**Problem requirements:** Search the listing for the string "JSON" and copy every line that contains it.

---*---

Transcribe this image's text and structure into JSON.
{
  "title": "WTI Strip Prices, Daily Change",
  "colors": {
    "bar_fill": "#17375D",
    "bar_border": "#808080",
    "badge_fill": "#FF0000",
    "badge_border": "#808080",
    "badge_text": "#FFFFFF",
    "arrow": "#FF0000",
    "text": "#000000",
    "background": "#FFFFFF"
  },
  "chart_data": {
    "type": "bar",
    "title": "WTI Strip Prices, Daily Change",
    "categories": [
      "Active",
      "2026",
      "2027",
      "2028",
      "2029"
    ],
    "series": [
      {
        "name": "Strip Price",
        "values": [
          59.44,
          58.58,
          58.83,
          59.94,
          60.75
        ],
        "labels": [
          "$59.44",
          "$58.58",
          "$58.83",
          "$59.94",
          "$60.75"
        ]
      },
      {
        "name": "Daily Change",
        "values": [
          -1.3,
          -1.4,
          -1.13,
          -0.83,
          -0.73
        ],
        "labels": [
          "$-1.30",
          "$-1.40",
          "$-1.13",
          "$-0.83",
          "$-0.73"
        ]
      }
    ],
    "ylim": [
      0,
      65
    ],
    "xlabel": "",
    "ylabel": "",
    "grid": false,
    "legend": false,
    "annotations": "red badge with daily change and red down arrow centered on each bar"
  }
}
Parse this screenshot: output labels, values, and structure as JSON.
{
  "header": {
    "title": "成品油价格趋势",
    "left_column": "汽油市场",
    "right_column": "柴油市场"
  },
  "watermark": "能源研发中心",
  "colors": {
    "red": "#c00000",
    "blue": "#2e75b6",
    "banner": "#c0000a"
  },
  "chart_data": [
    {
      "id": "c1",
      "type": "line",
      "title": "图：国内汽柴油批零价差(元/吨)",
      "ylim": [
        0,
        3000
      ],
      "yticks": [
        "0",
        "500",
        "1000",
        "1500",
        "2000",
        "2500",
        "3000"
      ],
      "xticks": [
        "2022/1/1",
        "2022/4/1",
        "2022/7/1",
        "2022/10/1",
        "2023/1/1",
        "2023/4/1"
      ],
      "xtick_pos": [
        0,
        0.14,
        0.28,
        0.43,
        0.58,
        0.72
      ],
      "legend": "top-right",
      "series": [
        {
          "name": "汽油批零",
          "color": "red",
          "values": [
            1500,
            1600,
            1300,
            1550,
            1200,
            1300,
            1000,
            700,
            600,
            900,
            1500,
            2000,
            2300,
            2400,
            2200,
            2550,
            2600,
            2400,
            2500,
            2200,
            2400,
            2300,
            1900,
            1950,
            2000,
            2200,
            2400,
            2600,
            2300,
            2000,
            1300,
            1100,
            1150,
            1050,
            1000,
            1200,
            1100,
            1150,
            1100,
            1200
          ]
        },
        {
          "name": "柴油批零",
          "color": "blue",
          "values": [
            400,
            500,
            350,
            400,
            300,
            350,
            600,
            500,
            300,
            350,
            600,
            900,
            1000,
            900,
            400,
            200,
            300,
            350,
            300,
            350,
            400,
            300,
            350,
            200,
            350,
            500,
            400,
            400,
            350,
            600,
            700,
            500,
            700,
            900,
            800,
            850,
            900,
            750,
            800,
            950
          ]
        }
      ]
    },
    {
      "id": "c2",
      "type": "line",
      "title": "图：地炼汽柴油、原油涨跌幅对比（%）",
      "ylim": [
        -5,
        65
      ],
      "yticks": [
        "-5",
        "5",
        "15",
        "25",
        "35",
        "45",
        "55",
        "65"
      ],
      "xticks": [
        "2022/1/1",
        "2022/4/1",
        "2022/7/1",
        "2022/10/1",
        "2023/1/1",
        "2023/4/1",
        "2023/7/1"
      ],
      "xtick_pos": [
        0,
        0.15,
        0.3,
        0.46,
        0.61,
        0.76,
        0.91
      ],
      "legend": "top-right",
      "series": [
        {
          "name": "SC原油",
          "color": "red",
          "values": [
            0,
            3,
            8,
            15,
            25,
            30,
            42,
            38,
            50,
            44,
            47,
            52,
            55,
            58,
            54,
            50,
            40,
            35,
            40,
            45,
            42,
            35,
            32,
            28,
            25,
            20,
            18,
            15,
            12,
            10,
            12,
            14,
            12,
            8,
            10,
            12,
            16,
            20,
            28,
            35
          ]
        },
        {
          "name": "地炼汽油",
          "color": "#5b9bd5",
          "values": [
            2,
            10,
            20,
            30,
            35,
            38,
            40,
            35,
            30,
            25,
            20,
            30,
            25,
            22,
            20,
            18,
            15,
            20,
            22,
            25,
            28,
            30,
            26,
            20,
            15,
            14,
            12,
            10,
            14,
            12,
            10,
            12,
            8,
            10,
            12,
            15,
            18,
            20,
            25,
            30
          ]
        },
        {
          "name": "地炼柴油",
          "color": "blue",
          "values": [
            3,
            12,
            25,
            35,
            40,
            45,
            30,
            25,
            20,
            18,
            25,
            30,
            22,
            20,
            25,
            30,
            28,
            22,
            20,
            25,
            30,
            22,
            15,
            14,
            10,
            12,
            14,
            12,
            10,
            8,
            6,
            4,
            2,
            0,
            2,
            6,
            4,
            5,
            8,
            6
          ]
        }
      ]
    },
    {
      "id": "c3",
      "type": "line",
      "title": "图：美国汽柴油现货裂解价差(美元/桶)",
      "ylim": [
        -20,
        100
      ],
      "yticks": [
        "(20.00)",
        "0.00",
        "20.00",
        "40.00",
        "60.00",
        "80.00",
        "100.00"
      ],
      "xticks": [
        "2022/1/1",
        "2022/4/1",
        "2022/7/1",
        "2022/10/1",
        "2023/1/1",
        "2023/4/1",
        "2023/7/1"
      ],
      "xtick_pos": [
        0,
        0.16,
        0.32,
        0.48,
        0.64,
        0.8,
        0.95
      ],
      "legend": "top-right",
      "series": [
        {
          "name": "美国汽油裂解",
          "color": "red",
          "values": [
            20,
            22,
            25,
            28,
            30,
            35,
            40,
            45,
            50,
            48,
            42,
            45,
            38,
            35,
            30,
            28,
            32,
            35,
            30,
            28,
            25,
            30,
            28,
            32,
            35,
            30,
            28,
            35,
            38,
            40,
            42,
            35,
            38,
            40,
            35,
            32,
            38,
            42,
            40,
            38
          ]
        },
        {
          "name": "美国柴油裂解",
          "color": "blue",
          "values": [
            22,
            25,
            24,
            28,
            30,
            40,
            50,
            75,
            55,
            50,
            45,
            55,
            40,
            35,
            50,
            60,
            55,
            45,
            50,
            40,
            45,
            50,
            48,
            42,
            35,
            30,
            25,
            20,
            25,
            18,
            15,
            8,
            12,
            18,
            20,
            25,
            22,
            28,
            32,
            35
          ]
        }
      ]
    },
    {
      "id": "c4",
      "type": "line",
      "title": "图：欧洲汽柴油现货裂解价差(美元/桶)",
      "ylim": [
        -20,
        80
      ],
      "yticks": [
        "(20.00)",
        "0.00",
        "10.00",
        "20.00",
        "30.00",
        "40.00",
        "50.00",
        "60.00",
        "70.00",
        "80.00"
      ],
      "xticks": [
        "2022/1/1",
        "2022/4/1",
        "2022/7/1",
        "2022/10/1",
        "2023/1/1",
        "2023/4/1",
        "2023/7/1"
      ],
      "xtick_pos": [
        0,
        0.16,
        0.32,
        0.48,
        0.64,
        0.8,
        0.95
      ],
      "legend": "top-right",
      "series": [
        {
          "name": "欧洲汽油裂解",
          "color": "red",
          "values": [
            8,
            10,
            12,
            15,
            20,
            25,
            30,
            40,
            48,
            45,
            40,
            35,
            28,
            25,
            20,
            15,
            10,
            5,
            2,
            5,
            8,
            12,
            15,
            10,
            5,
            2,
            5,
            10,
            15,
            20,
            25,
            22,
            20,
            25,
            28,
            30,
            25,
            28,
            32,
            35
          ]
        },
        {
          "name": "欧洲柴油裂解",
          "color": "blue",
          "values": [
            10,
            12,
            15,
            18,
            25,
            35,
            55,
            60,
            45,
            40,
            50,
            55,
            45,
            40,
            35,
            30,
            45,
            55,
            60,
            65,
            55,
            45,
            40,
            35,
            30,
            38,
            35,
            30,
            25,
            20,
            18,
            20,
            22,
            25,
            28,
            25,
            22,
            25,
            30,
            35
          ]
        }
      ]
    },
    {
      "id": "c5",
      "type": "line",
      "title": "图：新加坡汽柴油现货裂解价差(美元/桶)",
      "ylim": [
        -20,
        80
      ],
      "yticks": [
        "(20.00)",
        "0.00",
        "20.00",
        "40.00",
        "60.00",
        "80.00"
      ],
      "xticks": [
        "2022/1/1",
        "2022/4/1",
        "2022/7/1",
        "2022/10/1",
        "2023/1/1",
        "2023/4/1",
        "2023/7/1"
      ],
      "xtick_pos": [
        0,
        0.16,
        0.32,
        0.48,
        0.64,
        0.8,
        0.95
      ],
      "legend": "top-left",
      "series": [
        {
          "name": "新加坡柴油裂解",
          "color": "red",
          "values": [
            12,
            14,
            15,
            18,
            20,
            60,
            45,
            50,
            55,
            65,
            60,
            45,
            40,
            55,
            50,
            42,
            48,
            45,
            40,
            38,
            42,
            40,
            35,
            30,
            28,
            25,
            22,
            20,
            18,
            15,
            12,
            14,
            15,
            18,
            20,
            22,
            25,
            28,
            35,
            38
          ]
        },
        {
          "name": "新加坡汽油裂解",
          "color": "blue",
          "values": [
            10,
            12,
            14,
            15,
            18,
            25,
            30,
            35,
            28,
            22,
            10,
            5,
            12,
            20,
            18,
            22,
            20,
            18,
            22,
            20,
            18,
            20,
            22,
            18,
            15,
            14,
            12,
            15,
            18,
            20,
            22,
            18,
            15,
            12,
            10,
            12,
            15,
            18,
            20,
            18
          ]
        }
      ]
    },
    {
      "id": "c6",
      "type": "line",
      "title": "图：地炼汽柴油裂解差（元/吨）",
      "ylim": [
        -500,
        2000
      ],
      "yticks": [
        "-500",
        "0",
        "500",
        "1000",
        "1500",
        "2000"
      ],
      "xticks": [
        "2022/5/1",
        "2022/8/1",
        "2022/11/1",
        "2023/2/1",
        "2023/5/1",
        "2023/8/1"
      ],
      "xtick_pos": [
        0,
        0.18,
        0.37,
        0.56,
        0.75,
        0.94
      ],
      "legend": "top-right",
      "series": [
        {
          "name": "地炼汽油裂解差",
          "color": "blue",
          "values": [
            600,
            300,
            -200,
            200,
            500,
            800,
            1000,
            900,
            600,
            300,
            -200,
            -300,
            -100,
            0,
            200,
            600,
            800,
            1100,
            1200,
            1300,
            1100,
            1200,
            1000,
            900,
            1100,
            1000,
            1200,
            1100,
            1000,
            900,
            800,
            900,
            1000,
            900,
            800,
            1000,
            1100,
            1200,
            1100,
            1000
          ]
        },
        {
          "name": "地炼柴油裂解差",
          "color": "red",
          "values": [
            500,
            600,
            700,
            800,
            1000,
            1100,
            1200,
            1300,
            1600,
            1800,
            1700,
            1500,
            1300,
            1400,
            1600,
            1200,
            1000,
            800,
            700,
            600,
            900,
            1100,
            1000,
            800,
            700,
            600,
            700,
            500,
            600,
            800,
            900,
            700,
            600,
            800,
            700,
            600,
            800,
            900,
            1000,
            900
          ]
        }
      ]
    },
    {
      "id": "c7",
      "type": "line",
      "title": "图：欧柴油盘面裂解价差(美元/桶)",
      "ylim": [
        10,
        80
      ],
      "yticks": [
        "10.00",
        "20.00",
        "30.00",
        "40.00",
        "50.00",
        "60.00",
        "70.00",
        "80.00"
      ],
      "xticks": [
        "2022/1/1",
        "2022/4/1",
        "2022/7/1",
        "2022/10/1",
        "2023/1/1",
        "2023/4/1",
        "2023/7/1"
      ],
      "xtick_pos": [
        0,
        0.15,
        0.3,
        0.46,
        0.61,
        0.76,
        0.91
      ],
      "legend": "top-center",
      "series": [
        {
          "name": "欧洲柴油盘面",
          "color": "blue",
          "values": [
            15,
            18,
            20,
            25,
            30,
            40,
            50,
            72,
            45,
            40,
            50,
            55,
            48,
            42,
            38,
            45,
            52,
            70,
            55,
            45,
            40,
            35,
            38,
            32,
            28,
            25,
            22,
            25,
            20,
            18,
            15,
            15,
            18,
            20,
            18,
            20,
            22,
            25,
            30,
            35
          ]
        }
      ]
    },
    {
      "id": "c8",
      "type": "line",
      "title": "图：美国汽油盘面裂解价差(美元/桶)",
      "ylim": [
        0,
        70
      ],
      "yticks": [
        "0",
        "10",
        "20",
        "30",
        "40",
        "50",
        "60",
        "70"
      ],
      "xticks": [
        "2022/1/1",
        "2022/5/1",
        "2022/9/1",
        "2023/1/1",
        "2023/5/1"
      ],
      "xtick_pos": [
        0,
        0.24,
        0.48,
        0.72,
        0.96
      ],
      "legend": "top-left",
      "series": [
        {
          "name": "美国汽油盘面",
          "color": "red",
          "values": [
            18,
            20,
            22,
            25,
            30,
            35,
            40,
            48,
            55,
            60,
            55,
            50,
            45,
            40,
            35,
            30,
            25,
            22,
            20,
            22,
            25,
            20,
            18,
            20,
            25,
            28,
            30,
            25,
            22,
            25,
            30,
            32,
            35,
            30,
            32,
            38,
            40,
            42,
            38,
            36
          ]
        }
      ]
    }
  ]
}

---*---

**Exercise answer:**
Transcribe this image's text and structure into JSON.
Parse this screenshot: output labels, values, and structure as JSON.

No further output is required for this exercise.